Data
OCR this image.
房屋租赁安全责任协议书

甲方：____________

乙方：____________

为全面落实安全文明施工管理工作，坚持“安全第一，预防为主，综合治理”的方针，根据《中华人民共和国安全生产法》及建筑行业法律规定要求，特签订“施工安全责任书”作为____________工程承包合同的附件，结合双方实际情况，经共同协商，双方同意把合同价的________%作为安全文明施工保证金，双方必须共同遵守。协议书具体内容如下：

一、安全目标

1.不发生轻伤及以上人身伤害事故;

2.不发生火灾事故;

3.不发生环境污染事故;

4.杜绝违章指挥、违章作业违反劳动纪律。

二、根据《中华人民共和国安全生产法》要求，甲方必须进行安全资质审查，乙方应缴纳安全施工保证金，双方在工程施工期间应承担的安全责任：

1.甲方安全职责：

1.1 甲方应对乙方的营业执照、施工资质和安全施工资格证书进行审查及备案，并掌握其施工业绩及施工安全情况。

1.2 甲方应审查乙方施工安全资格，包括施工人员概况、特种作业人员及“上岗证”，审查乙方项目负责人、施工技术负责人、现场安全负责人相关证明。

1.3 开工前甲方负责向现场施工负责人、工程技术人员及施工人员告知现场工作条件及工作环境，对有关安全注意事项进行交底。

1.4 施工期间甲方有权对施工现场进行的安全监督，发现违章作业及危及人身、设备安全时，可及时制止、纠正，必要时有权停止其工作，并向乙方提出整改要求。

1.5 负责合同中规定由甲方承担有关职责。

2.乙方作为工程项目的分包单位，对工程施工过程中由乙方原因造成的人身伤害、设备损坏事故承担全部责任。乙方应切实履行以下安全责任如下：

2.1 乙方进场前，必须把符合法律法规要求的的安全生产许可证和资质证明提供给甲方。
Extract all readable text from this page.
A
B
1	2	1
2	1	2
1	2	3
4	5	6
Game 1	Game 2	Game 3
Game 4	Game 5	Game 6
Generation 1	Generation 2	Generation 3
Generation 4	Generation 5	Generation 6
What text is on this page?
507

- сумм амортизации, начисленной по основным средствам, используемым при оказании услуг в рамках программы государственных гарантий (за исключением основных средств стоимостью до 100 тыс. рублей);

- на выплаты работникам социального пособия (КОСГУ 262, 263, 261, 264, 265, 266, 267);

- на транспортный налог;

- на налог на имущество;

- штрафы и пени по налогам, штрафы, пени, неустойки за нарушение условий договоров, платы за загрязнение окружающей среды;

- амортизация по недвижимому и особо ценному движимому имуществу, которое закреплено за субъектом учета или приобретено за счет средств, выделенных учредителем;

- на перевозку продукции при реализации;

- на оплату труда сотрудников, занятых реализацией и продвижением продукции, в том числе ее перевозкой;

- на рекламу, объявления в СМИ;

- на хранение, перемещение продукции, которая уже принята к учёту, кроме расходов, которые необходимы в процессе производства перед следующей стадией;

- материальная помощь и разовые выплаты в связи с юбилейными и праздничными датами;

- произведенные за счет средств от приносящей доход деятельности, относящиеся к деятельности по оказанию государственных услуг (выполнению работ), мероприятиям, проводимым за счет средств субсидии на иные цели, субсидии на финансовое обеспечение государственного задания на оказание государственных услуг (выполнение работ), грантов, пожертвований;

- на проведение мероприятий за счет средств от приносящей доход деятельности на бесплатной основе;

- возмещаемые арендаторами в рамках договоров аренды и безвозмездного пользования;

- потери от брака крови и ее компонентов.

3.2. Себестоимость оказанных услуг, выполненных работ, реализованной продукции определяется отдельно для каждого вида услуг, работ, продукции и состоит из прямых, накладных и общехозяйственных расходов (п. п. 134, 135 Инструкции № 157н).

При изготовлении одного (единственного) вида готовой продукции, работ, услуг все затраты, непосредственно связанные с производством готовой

Stated task
Using the listing, collect all lines in which the string "中华人民共和国安全生产法" is found.

Full response
为全面落实安全文明施工管理工作，坚持“安全第一，预防为主，综合治理”的方针，根据《中华人民共和国安全生产法》及建筑行业法律规定要求，特签订“施工安全责任书”作为____________工程承包合同的附件，结合双方实际情况，经共同协商，双方同意把合同价的________%作为安全文明施工保证金，双方必须共同遵守。协议书具体内容如下：
二、根据《中华人民共和国安全生产法》要求，甲方必须进行安全资质审查，乙方应缴纳安全施工保证金，双方在工程施工期间应承担的安全责任：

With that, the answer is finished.